*Work to be completed*
Transcribe every entry word for word. Skip the pictures.

[Collected data entries]
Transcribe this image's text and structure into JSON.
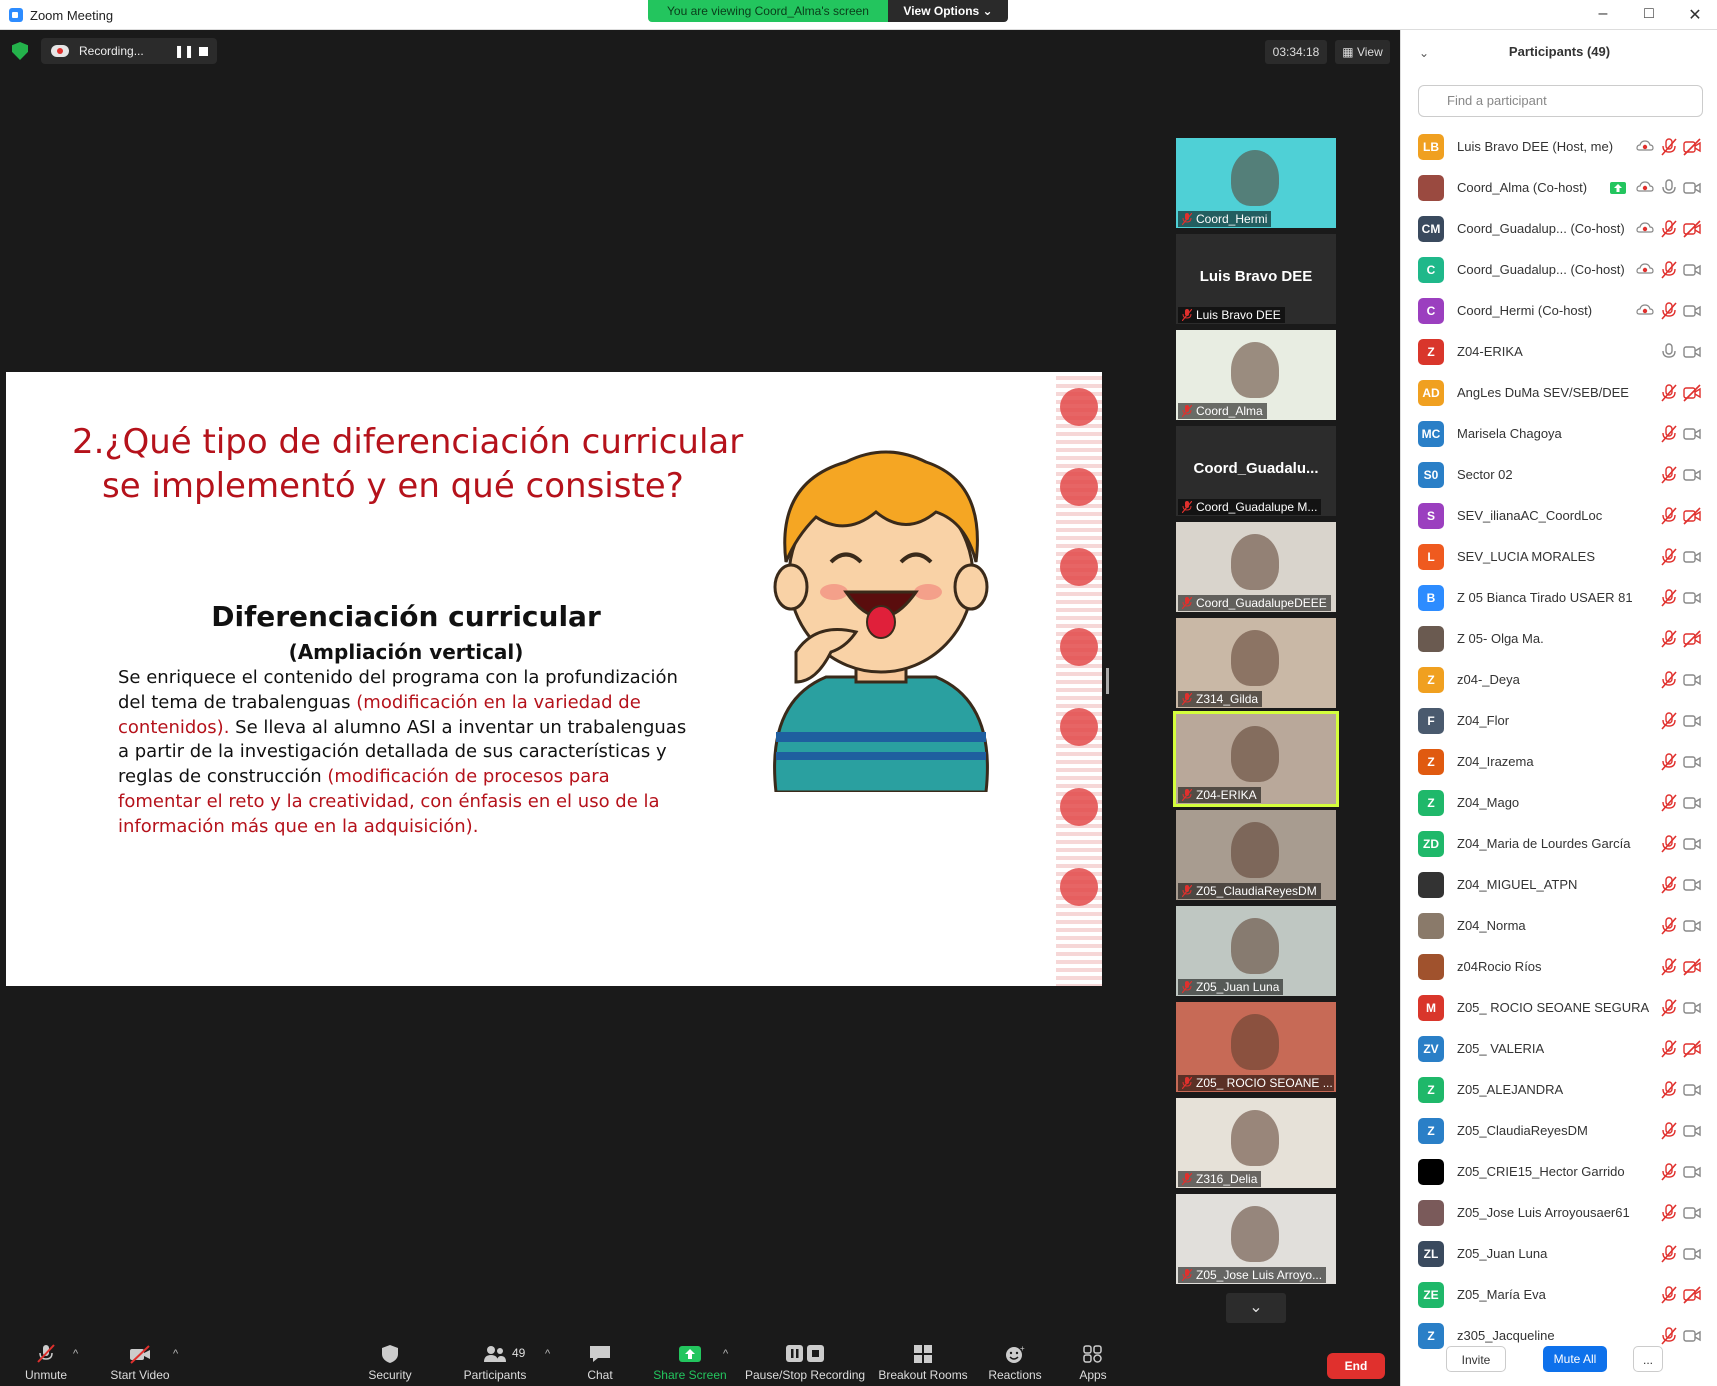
{
  "window": {
    "title": "Zoom Meeting",
    "viewing_banner": "You are viewing Coord_Alma's screen",
    "view_options": "View Options ⌄",
    "minimize": "–",
    "maximize": "□",
    "close": "✕"
  },
  "meeting": {
    "recording_label": "Recording...",
    "timer": "03:34:18",
    "view_label": "View"
  },
  "slide": {
    "title_line1": "2.¿Qué tipo de diferenciación curricular",
    "title_line2": "se implementó y en qué consiste?",
    "heading": "Diferenciación curricular",
    "subheading": "(Ampliación vertical)",
    "body_1": "Se enriquece el contenido del programa con la profundización del tema de trabalenguas ",
    "body_2_red": "(modificación en la variedad de contenidos).",
    "body_3": " Se lleva al alumno ASI a inventar un trabalenguas a partir de la investigación detallada de sus características y reglas de construcción ",
    "body_4_red": "(modificación de procesos para fomentar el reto y la creatividad, con énfasis en el uso de la información más que en la adquisición)."
  },
  "gallery": {
    "tiles": [
      {
        "name": "Coord_Hermi",
        "big": ""
      },
      {
        "name": "Luis Bravo DEE",
        "big": "Luis Bravo DEE"
      },
      {
        "name": "Coord_Alma",
        "big": ""
      },
      {
        "name": "Coord_Guadalupe M...",
        "big": "Coord_Guadalu..."
      },
      {
        "name": "Coord_GuadalupeDEEE",
        "big": ""
      },
      {
        "name": "Z314_Gilda",
        "big": ""
      },
      {
        "name": "Z04-ERIKA",
        "big": ""
      },
      {
        "name": "Z05_ClaudiaReyesDM",
        "big": ""
      },
      {
        "name": "Z05_Juan Luna",
        "big": ""
      },
      {
        "name": "Z05_ ROCIO SEOANE ...",
        "big": ""
      },
      {
        "name": "Z316_Delia",
        "big": ""
      },
      {
        "name": "Z05_Jose Luis Arroyo...",
        "big": ""
      }
    ],
    "more": "⌄"
  },
  "toolbar": {
    "unmute": "Unmute",
    "start_video": "Start Video",
    "security": "Security",
    "participants": "Participants",
    "participants_count": "49",
    "chat": "Chat",
    "share_screen": "Share Screen",
    "pause_recording": "Pause/Stop Recording",
    "breakout": "Breakout Rooms",
    "reactions": "Reactions",
    "apps": "Apps",
    "end": "End",
    "caret": "^"
  },
  "panel": {
    "title": "Participants (49)",
    "search_placeholder": "Find a participant",
    "invite": "Invite",
    "mute_all": "Mute All",
    "more": "...",
    "participants": [
      {
        "initials": "LB",
        "color": "#f0a020",
        "name": "Luis Bravo DEE (Host, me)"
      },
      {
        "initials": "",
        "color": "#9a4a40",
        "name": "Coord_Alma (Co-host)"
      },
      {
        "initials": "CM",
        "color": "#3a4a5e",
        "name": "Coord_Guadalup...  (Co-host)"
      },
      {
        "initials": "C",
        "color": "#1fb88a",
        "name": "Coord_Guadalup...  (Co-host)"
      },
      {
        "initials": "C",
        "color": "#9b3fbf",
        "name": "Coord_Hermi (Co-host)"
      },
      {
        "initials": "Z",
        "color": "#d9362b",
        "name": "Z04-ERIKA"
      },
      {
        "initials": "AD",
        "color": "#f0a020",
        "name": "AngLes DuMa SEV/SEB/DEE"
      },
      {
        "initials": "MC",
        "color": "#2a7fc7",
        "name": "Marisela Chagoya"
      },
      {
        "initials": "S0",
        "color": "#2a7fc7",
        "name": "Sector 02"
      },
      {
        "initials": "S",
        "color": "#9b3fbf",
        "name": "SEV_ilianaAC_CoordLoc"
      },
      {
        "initials": "L",
        "color": "#ef5a1f",
        "name": "SEV_LUCIA MORALES"
      },
      {
        "initials": "B",
        "color": "#2d8cff",
        "name": "Z 05 Bianca Tirado USAER 81"
      },
      {
        "initials": "",
        "color": "#6a5a50",
        "name": "Z 05- Olga Ma."
      },
      {
        "initials": "Z",
        "color": "#f0a020",
        "name": "z04-_Deya"
      },
      {
        "initials": "F",
        "color": "#4a5a6e",
        "name": "Z04_Flor"
      },
      {
        "initials": "Z",
        "color": "#e05a10",
        "name": "Z04_Irazema"
      },
      {
        "initials": "Z",
        "color": "#1fb86a",
        "name": "Z04_Mago"
      },
      {
        "initials": "ZD",
        "color": "#1fb86a",
        "name": "Z04_Maria de Lourdes García"
      },
      {
        "initials": "",
        "color": "#333333",
        "name": "Z04_MIGUEL_ATPN"
      },
      {
        "initials": "",
        "color": "#8a7a6a",
        "name": "Z04_Norma"
      },
      {
        "initials": "",
        "color": "#a0522d",
        "name": "z04Rocio Ríos"
      },
      {
        "initials": "M",
        "color": "#d9362b",
        "name": "Z05_ ROCIO SEOANE SEGURA"
      },
      {
        "initials": "ZV",
        "color": "#2a7fc7",
        "name": "Z05_ VALERIA"
      },
      {
        "initials": "Z",
        "color": "#1fb86a",
        "name": "Z05_ALEJANDRA"
      },
      {
        "initials": "Z",
        "color": "#2a7fc7",
        "name": "Z05_ClaudiaReyesDM"
      },
      {
        "initials": "",
        "color": "#000000",
        "name": "Z05_CRIE15_Hector Garrido"
      },
      {
        "initials": "",
        "color": "#7a5a5a",
        "name": "Z05_Jose Luis Arroyousaer61"
      },
      {
        "initials": "ZL",
        "color": "#3a4a5e",
        "name": "Z05_Juan Luna"
      },
      {
        "initials": "ZE",
        "color": "#1fb86a",
        "name": "Z05_María Eva"
      },
      {
        "initials": "Z",
        "color": "#2a7fc7",
        "name": "z305_Jacqueline"
      }
    ]
  }
}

*The result*
Transcribe this image's text and structure into JSON.
{
  "window": {
    "title": "Zoom Meeting",
    "viewing_banner": "You are viewing Coord_Alma's screen",
    "view_options": "View Options ⌄",
    "minimize": "–",
    "maximize": "□",
    "close": "✕"
  },
  "meeting": {
    "recording_label": "Recording...",
    "timer": "03:34:18",
    "view_label": "View"
  },
  "slide": {
    "title_line1": "2.¿Qué tipo de diferenciación curricular",
    "title_line2": "se implementó y en qué consiste?",
    "heading": "Diferenciación curricular",
    "subheading": "(Ampliación vertical)",
    "body_1": "Se enriquece el contenido del programa con la profundización del tema de trabalenguas ",
    "body_2_red": "(modificación en la variedad de contenidos).",
    "body_3": " Se lleva al alumno ASI a inventar un trabalenguas a partir de la investigación detallada de sus características y reglas de construcción ",
    "body_4_red": "(modificación de procesos para fomentar el reto y la creatividad, con énfasis en el uso de la información más que en la adquisición)."
  },
  "gallery": {
    "tiles": [
      {
        "name": "Coord_Hermi",
        "big": ""
      },
      {
        "name": "Luis Bravo DEE",
        "big": "Luis Bravo DEE"
      },
      {
        "name": "Coord_Alma",
        "big": ""
      },
      {
        "name": "Coord_Guadalupe M...",
        "big": "Coord_Guadalu..."
      },
      {
        "name": "Coord_GuadalupeDEEE",
        "big": ""
      },
      {
        "name": "Z314_Gilda",
        "big": ""
      },
      {
        "name": "Z04-ERIKA",
        "big": ""
      },
      {
        "name": "Z05_ClaudiaReyesDM",
        "big": ""
      },
      {
        "name": "Z05_Juan Luna",
        "big": ""
      },
      {
        "name": "Z05_ ROCIO SEOANE ...",
        "big": ""
      },
      {
        "name": "Z316_Delia",
        "big": ""
      },
      {
        "name": "Z05_Jose Luis Arroyo...",
        "big": ""
      }
    ],
    "more": "⌄"
  },
  "toolbar": {
    "unmute": "Unmute",
    "start_video": "Start Video",
    "security": "Security",
    "participants": "Participants",
    "participants_count": "49",
    "chat": "Chat",
    "share_screen": "Share Screen",
    "pause_recording": "Pause/Stop Recording",
    "breakout": "Breakout Rooms",
    "reactions": "Reactions",
    "apps": "Apps",
    "end": "End",
    "caret": "^"
  },
  "panel": {
    "title": "Participants (49)",
    "search_placeholder": "Find a participant",
    "invite": "Invite",
    "mute_all": "Mute All",
    "more": "...",
    "participants": [
      {
        "initials": "LB",
        "color": "#f0a020",
        "name": "Luis Bravo DEE (Host, me)"
      },
      {
        "initials": "",
        "color": "#9a4a40",
        "name": "Coord_Alma (Co-host)"
      },
      {
        "initials": "CM",
        "color": "#3a4a5e",
        "name": "Coord_Guadalup...  (Co-host)"
      },
      {
        "initials": "C",
        "color": "#1fb88a",
        "name": "Coord_Guadalup...  (Co-host)"
      },
      {
        "initials": "C",
        "color": "#9b3fbf",
        "name": "Coord_Hermi (Co-host)"
      },
      {
        "initials": "Z",
        "color": "#d9362b",
        "name": "Z04-ERIKA"
      },
      {
        "initials": "AD",
        "color": "#f0a020",
        "name": "AngLes DuMa SEV/SEB/DEE"
      },
      {
        "initials": "MC",
        "color": "#2a7fc7",
        "name": "Marisela Chagoya"
      },
      {
        "initials": "S0",
        "color": "#2a7fc7",
        "name": "Sector 02"
      },
      {
        "initials": "S",
        "color": "#9b3fbf",
        "name": "SEV_ilianaAC_CoordLoc"
      },
      {
        "initials": "L",
        "color": "#ef5a1f",
        "name": "SEV_LUCIA MORALES"
      },
      {
        "initials": "B",
        "color": "#2d8cff",
        "name": "Z 05 Bianca Tirado USAER 81"
      },
      {
        "initials": "",
        "color": "#6a5a50",
        "name": "Z 05- Olga Ma."
      },
      {
        "initials": "Z",
        "color": "#f0a020",
        "name": "z04-_Deya"
      },
      {
        "initials": "F",
        "color": "#4a5a6e",
        "name": "Z04_Flor"
      },
      {
        "initials": "Z",
        "color": "#e05a10",
        "name": "Z04_Irazema"
      },
      {
        "initials": "Z",
        "color": "#1fb86a",
        "name": "Z04_Mago"
      },
      {
        "initials": "ZD",
        "color": "#1fb86a",
        "name": "Z04_Maria de Lourdes García"
      },
      {
        "initials": "",
        "color": "#333333",
        "name": "Z04_MIGUEL_ATPN"
      },
      {
        "initials": "",
        "color": "#8a7a6a",
        "name": "Z04_Norma"
      },
      {
        "initials": "",
        "color": "#a0522d",
        "name": "z04Rocio Ríos"
      },
      {
        "initials": "M",
        "color": "#d9362b",
        "name": "Z05_ ROCIO SEOANE SEGURA"
      },
      {
        "initials": "ZV",
        "color": "#2a7fc7",
        "name": "Z05_ VALERIA"
      },
      {
        "initials": "Z",
        "color": "#1fb86a",
        "name": "Z05_ALEJANDRA"
      },
      {
        "initials": "Z",
        "color": "#2a7fc7",
        "name": "Z05_ClaudiaReyesDM"
      },
      {
        "initials": "",
        "color": "#000000",
        "name": "Z05_CRIE15_Hector Garrido"
      },
      {
        "initials": "",
        "color": "#7a5a5a",
        "name": "Z05_Jose Luis Arroyousaer61"
      },
      {
        "initials": "ZL",
        "color": "#3a4a5e",
        "name": "Z05_Juan Luna"
      },
      {
        "initials": "ZE",
        "color": "#1fb86a",
        "name": "Z05_María Eva"
      },
      {
        "initials": "Z",
        "color": "#2a7fc7",
        "name": "z305_Jacqueline"
      }
    ]
  }
}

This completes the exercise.